[[ Excerpted data, beginning ]]
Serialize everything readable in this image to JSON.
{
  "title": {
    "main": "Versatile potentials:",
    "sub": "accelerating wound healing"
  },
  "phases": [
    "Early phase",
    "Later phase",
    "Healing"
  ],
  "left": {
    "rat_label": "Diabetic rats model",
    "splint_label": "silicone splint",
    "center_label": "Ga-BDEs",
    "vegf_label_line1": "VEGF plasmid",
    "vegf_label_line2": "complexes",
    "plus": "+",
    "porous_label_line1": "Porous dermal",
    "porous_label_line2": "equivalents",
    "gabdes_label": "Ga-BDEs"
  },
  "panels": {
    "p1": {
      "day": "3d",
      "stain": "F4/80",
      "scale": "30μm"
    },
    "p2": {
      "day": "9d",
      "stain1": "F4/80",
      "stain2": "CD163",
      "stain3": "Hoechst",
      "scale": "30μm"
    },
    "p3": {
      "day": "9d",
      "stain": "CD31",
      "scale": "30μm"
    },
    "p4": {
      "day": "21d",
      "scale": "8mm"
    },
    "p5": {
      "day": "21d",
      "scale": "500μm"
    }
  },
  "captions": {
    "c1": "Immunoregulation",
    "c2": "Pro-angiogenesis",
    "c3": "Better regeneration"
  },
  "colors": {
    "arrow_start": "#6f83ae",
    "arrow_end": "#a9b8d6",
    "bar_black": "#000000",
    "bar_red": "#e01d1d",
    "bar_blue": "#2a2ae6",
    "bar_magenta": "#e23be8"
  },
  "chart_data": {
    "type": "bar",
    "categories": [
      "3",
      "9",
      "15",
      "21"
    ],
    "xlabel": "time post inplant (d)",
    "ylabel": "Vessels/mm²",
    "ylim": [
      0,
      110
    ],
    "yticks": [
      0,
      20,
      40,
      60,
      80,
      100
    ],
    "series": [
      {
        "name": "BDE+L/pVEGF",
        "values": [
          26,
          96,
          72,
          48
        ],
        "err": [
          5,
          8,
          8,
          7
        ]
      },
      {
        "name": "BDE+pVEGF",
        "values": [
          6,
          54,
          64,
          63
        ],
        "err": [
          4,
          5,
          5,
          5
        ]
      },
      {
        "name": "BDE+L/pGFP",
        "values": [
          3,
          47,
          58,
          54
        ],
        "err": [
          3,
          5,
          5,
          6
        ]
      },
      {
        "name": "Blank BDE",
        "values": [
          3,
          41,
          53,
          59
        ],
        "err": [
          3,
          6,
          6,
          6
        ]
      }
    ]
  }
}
[[ Excerpted data, end ]]
▸ What is required: Which lines contain "BDEs"? Copy each of them from the listing.

▸ Response area:
    "center_label": "Ga-BDEs",
    "gabdes_label": "Ga-BDEs"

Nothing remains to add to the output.